● YOUR OBJECTIVE
Go through the data below. List every line that holds the word "question".

● DATA PROVIDED
○ ○ ○ ○ ○ ○ ○
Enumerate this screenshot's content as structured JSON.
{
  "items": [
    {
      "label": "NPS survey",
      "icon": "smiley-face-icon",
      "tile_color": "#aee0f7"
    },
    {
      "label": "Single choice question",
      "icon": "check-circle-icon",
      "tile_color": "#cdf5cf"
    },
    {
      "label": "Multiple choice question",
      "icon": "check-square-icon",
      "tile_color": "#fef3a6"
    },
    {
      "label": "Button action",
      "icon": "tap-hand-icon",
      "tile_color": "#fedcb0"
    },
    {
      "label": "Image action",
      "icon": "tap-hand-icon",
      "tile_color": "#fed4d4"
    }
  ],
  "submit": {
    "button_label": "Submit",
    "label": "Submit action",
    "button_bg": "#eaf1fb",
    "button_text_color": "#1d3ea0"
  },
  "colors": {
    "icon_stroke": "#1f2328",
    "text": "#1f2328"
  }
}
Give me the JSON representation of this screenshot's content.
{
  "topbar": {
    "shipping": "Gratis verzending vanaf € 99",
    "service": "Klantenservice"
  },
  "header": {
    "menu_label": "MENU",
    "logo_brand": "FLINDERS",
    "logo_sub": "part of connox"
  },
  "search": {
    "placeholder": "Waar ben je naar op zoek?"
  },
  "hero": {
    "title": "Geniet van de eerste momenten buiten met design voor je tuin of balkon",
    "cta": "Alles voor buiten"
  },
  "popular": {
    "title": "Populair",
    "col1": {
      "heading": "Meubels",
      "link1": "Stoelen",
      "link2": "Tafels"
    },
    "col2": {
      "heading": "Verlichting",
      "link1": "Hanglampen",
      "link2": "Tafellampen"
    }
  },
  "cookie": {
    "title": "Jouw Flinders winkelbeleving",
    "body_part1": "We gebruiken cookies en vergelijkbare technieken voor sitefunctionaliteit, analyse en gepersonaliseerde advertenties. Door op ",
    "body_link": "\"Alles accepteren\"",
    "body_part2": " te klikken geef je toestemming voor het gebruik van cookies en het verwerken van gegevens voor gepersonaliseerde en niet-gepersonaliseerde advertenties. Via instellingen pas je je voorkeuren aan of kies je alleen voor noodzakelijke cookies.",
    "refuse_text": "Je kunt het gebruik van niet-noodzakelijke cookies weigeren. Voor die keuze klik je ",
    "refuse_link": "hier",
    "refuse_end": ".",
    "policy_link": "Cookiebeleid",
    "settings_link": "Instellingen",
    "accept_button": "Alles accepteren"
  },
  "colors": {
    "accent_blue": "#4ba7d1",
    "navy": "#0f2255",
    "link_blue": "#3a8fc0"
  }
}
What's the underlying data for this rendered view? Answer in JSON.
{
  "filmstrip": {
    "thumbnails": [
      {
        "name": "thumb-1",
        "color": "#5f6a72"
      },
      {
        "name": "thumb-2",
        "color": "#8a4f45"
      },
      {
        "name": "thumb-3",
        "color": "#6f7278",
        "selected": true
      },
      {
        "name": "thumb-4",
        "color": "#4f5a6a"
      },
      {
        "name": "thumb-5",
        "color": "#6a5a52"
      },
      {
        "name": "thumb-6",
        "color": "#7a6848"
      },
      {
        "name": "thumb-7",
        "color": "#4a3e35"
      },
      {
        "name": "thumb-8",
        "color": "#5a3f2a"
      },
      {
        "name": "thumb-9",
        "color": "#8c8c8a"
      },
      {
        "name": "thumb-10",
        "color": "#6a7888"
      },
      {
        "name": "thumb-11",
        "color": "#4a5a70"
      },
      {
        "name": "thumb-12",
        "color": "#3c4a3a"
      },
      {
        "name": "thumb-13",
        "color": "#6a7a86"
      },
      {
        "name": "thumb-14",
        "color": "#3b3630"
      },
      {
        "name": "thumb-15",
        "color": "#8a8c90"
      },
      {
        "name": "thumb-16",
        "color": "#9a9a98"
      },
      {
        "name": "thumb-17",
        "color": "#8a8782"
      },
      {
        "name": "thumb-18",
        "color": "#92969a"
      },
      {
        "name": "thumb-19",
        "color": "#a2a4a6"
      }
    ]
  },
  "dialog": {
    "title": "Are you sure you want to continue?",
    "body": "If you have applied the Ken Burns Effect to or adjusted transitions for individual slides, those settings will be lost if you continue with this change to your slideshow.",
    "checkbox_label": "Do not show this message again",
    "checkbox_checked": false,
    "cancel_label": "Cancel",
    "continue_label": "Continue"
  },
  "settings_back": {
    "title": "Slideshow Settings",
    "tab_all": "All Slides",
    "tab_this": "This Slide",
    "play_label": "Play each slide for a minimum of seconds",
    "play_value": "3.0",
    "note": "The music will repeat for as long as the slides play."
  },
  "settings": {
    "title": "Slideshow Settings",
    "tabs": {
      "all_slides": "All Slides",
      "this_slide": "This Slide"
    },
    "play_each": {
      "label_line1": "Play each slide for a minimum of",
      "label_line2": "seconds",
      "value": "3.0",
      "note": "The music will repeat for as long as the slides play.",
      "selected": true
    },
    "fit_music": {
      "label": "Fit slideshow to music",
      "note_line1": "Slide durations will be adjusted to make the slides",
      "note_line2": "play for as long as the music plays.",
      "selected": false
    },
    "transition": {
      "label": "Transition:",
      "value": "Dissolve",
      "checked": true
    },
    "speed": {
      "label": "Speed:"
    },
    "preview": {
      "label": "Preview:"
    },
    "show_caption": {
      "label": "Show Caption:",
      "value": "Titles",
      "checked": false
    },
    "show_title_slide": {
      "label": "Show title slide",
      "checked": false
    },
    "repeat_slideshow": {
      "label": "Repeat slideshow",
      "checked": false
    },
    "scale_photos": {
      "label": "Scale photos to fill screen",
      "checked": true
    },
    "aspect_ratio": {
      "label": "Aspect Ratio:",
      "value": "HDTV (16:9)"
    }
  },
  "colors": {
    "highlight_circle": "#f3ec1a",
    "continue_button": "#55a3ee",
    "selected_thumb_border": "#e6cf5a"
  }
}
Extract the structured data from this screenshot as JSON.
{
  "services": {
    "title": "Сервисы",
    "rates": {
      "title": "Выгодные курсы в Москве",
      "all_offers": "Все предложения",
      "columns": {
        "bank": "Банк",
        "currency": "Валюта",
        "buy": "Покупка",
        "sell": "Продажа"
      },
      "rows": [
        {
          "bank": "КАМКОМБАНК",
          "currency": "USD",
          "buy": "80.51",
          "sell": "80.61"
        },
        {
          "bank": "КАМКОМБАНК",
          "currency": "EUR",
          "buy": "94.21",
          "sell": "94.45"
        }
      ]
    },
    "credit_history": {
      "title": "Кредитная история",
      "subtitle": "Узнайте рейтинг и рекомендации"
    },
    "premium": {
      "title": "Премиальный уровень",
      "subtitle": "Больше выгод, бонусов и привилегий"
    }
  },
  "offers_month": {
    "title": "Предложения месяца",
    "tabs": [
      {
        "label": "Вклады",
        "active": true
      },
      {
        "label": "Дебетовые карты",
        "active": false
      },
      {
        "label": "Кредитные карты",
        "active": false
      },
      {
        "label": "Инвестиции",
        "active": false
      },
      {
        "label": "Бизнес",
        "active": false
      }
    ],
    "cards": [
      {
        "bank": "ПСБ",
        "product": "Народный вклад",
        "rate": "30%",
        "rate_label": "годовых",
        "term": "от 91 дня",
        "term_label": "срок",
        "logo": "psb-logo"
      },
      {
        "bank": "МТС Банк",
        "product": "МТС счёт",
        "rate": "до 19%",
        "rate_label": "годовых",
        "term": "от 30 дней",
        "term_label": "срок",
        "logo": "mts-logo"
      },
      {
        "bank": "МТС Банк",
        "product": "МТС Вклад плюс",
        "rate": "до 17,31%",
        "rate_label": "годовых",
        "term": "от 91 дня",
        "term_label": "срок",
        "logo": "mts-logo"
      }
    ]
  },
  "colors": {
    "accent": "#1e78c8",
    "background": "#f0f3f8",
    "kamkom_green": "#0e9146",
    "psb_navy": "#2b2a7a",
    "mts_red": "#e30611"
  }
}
○ ○ ○ ○ ○ ○ ○
● FULL ANSWER
      "label": "Single choice question",
      "label": "Multiple choice question",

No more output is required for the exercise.